#### Figure collection entries:
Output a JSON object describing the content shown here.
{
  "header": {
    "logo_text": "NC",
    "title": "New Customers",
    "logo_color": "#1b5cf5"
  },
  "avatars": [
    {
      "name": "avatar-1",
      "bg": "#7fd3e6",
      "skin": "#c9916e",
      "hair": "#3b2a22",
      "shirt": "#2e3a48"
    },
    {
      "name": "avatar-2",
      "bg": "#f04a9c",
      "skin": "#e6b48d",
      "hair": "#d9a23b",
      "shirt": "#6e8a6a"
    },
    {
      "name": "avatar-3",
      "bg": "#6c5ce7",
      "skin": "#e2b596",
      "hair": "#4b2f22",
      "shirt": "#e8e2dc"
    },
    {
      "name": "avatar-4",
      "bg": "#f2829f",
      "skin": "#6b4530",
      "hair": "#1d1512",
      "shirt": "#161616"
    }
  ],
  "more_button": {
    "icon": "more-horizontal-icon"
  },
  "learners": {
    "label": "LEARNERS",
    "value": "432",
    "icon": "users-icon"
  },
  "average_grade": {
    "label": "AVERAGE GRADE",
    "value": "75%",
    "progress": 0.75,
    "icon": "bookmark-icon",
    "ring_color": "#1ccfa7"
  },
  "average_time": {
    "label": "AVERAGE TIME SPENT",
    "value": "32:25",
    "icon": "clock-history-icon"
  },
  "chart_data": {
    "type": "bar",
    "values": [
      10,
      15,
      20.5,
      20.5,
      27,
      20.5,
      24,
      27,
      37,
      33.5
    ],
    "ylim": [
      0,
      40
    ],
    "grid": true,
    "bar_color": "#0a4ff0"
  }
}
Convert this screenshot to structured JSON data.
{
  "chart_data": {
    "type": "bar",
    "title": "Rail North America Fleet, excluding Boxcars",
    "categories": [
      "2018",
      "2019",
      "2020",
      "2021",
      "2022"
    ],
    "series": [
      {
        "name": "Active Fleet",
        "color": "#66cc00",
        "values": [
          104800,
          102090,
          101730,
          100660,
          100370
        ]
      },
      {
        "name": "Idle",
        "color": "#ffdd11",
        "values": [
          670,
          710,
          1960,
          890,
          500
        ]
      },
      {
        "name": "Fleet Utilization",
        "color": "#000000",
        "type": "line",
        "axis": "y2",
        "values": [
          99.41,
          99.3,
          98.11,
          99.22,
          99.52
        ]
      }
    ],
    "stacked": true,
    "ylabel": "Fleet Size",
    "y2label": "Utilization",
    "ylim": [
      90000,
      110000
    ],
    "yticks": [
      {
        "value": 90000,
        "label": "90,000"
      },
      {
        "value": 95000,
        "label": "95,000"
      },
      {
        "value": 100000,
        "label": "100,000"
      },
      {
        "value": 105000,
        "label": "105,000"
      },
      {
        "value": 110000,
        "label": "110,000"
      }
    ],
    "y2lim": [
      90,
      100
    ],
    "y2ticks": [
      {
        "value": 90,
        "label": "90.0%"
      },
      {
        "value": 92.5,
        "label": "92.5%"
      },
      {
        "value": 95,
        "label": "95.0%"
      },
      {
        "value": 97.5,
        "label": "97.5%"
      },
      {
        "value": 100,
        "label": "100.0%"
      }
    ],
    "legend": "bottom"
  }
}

#### EXERCISE TASK:
Tally the lines above that contain the word "Fleet", and reply with only the number.

#### WRITTEN ANSWER:
4